(Beginning of Information)

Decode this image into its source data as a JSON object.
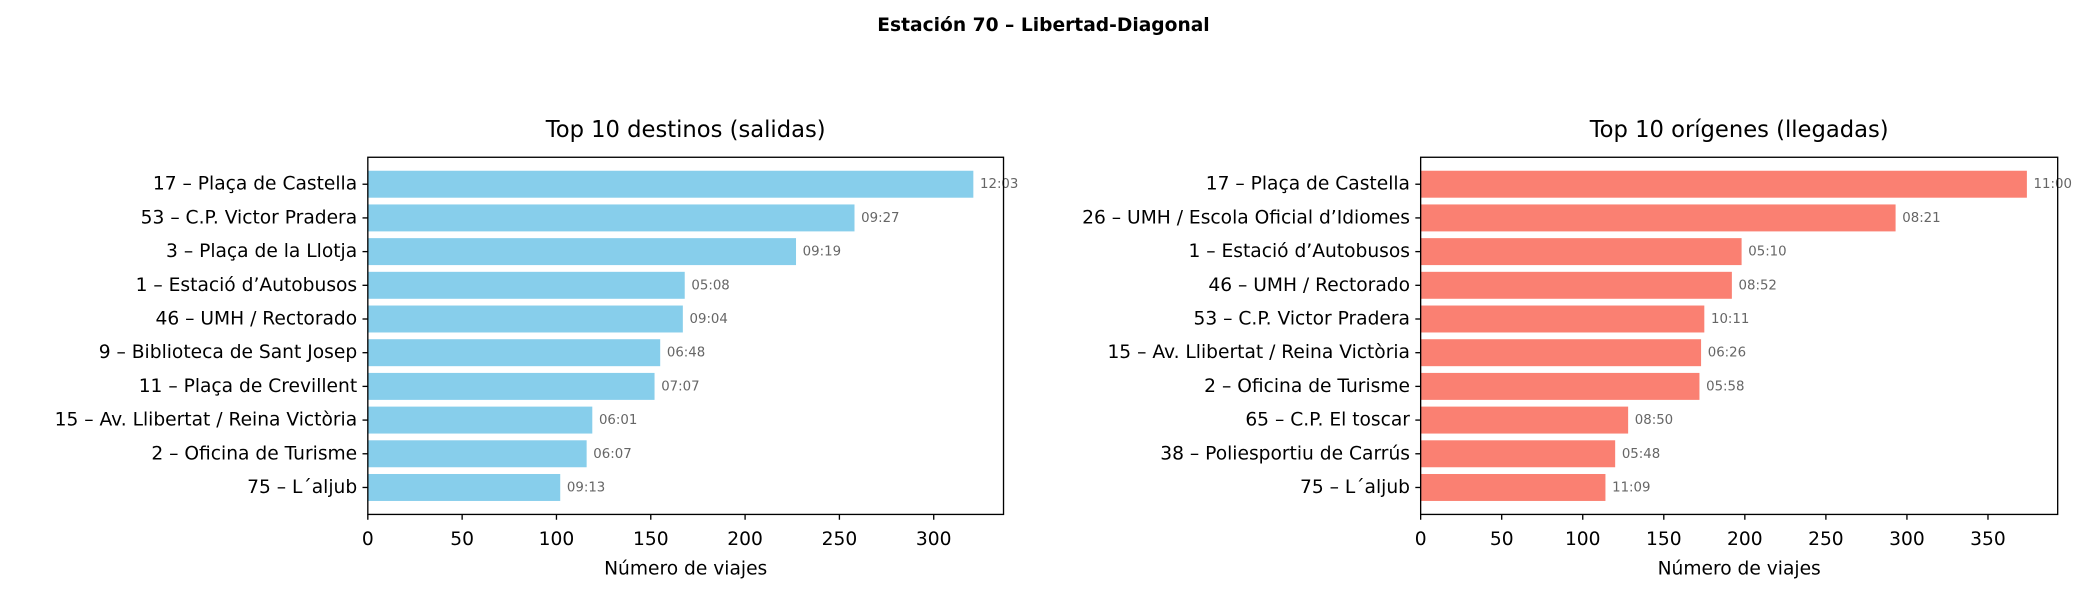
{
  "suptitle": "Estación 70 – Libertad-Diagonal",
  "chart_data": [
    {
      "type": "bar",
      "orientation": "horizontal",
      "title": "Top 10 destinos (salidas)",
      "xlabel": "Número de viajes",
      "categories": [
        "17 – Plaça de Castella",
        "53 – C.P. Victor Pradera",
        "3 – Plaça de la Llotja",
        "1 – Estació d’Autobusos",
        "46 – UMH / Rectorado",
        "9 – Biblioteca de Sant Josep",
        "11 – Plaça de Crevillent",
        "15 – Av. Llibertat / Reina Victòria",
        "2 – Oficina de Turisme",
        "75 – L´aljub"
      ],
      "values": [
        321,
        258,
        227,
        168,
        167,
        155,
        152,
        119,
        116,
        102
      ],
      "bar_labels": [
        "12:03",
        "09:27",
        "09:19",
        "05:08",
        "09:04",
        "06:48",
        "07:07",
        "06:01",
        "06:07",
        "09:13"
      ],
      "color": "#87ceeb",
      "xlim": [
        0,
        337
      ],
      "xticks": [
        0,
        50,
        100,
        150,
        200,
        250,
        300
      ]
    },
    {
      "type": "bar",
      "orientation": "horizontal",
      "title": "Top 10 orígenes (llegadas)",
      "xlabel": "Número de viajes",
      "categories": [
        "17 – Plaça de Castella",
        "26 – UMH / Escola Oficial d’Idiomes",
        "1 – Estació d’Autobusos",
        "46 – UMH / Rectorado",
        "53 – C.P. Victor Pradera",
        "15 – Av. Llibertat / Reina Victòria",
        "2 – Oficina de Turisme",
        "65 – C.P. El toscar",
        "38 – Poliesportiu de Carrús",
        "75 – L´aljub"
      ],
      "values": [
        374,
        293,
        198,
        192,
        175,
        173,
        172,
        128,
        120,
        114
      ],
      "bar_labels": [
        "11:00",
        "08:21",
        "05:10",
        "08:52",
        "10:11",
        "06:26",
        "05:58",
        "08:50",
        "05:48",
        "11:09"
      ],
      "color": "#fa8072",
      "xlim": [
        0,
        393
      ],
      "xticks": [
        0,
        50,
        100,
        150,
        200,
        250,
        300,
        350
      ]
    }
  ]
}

(End of Information)

▶ **Exercise**: Each record is to be written out exactly. No picture goes in.

▶ **Solution to this problem**:
Decode this image into its source data as a JSON object.
{
  "suptitle": "Estación 70 – Libertad-Diagonal",
  "chart_data": [
    {
      "type": "bar",
      "orientation": "horizontal",
      "title": "Top 10 destinos (salidas)",
      "xlabel": "Número de viajes",
      "categories": [
        "17 – Plaça de Castella",
        "53 – C.P. Victor Pradera",
        "3 – Plaça de la Llotja",
        "1 – Estació d’Autobusos",
        "46 – UMH / Rectorado",
        "9 – Biblioteca de Sant Josep",
        "11 – Plaça de Crevillent",
        "15 – Av. Llibertat / Reina Victòria",
        "2 – Oficina de Turisme",
        "75 – L´aljub"
      ],
      "values": [
        321,
        258,
        227,
        168,
        167,
        155,
        152,
        119,
        116,
        102
      ],
      "bar_labels": [
        "12:03",
        "09:27",
        "09:19",
        "05:08",
        "09:04",
        "06:48",
        "07:07",
        "06:01",
        "06:07",
        "09:13"
      ],
      "color": "#87ceeb",
      "xlim": [
        0,
        337
      ],
      "xticks": [
        0,
        50,
        100,
        150,
        200,
        250,
        300
      ]
    },
    {
      "type": "bar",
      "orientation": "horizontal",
      "title": "Top 10 orígenes (llegadas)",
      "xlabel": "Número de viajes",
      "categories": [
        "17 – Plaça de Castella",
        "26 – UMH / Escola Oficial d’Idiomes",
        "1 – Estació d’Autobusos",
        "46 – UMH / Rectorado",
        "53 – C.P. Victor Pradera",
        "15 – Av. Llibertat / Reina Victòria",
        "2 – Oficina de Turisme",
        "65 – C.P. El toscar",
        "38 – Poliesportiu de Carrús",
        "75 – L´aljub"
      ],
      "values": [
        374,
        293,
        198,
        192,
        175,
        173,
        172,
        128,
        120,
        114
      ],
      "bar_labels": [
        "11:00",
        "08:21",
        "05:10",
        "08:52",
        "10:11",
        "06:26",
        "05:58",
        "08:50",
        "05:48",
        "11:09"
      ],
      "color": "#fa8072",
      "xlim": [
        0,
        393
      ],
      "xticks": [
        0,
        50,
        100,
        150,
        200,
        250,
        300,
        350
      ]
    }
  ]
}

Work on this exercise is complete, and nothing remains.